* Material to process *
════════════════════

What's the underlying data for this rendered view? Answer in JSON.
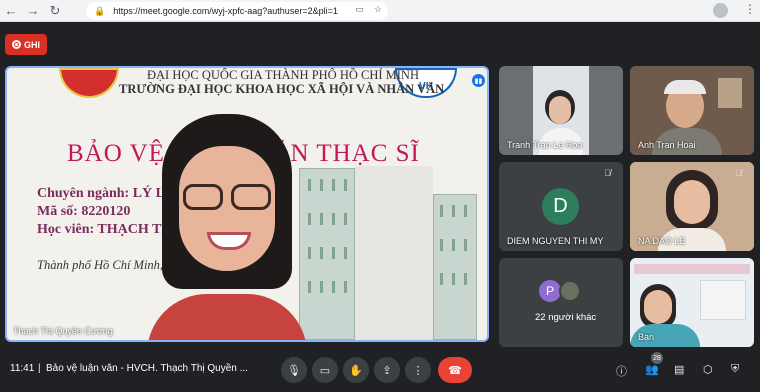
{
  "browser": {
    "url": "https://meet.google.com/wyj-xpfc-aag?authuser=2&pli=1",
    "back_icon": "arrow-left-icon",
    "forward_icon": "arrow-right-icon",
    "reload_icon": "reload-icon"
  },
  "record": {
    "label": "GHI"
  },
  "main_tile": {
    "presenter_name": "Thạch Thị Quyên Cương",
    "slide": {
      "header_line1": "ĐẠI HỌC QUỐC GIA THÀNH PHỐ HỒ CHÍ MINH",
      "header_line2": "TRƯỜNG ĐẠI HỌC KHOA HỌC XÃ HỘI VÀ NHÂN VĂN",
      "title": "BẢO VỆ LUẬN VĂN THẠC SĨ",
      "field": "Chuyên ngành: LÝ L",
      "code": "Mã số: 8220120",
      "student": "Học viên: THẠCH TH",
      "city": "Thành phố Hồ Chí Minh,",
      "logo_right_text": "VH"
    }
  },
  "tiles": [
    {
      "name": "Tranh Tran Le Hoa"
    },
    {
      "name": "Anh Tran Hoai"
    },
    {
      "name": "DIEM NGUYEN THI MY",
      "initial": "D"
    },
    {
      "name": "NA DAO LE"
    },
    {
      "name": "22 người khác",
      "initial": "P"
    },
    {
      "name": "Bạn"
    }
  ],
  "bottom": {
    "time": "11:41",
    "separator": "|",
    "meeting_title": "Bảo vệ luận văn - HVCH. Thạch Thị Quyền ...",
    "participant_count": "28"
  },
  "colors": {
    "record": "#d93025",
    "end_call": "#ea4335",
    "active_border": "#8ab4f8"
  }
}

════════════════════

* Task requirements *
Omit any images, then output the listing exactly.

* Exercise answer *
What's the underlying data for this rendered view? Answer in JSON.
{
  "browser": {
    "url": "https://meet.google.com/wyj-xpfc-aag?authuser=2&pli=1",
    "back_icon": "arrow-left-icon",
    "forward_icon": "arrow-right-icon",
    "reload_icon": "reload-icon"
  },
  "record": {
    "label": "GHI"
  },
  "main_tile": {
    "presenter_name": "Thạch Thị Quyên Cương",
    "slide": {
      "header_line1": "ĐẠI HỌC QUỐC GIA THÀNH PHỐ HỒ CHÍ MINH",
      "header_line2": "TRƯỜNG ĐẠI HỌC KHOA HỌC XÃ HỘI VÀ NHÂN VĂN",
      "title": "BẢO VỆ LUẬN VĂN THẠC SĨ",
      "field": "Chuyên ngành: LÝ L",
      "code": "Mã số: 8220120",
      "student": "Học viên: THẠCH TH",
      "city": "Thành phố Hồ Chí Minh,",
      "logo_right_text": "VH"
    }
  },
  "tiles": [
    {
      "name": "Tranh Tran Le Hoa"
    },
    {
      "name": "Anh Tran Hoai"
    },
    {
      "name": "DIEM NGUYEN THI MY",
      "initial": "D"
    },
    {
      "name": "NA DAO LE"
    },
    {
      "name": "22 người khác",
      "initial": "P"
    },
    {
      "name": "Bạn"
    }
  ],
  "bottom": {
    "time": "11:41",
    "separator": "|",
    "meeting_title": "Bảo vệ luận văn - HVCH. Thạch Thị Quyền ...",
    "participant_count": "28"
  },
  "colors": {
    "record": "#d93025",
    "end_call": "#ea4335",
    "active_border": "#8ab4f8"
  }
}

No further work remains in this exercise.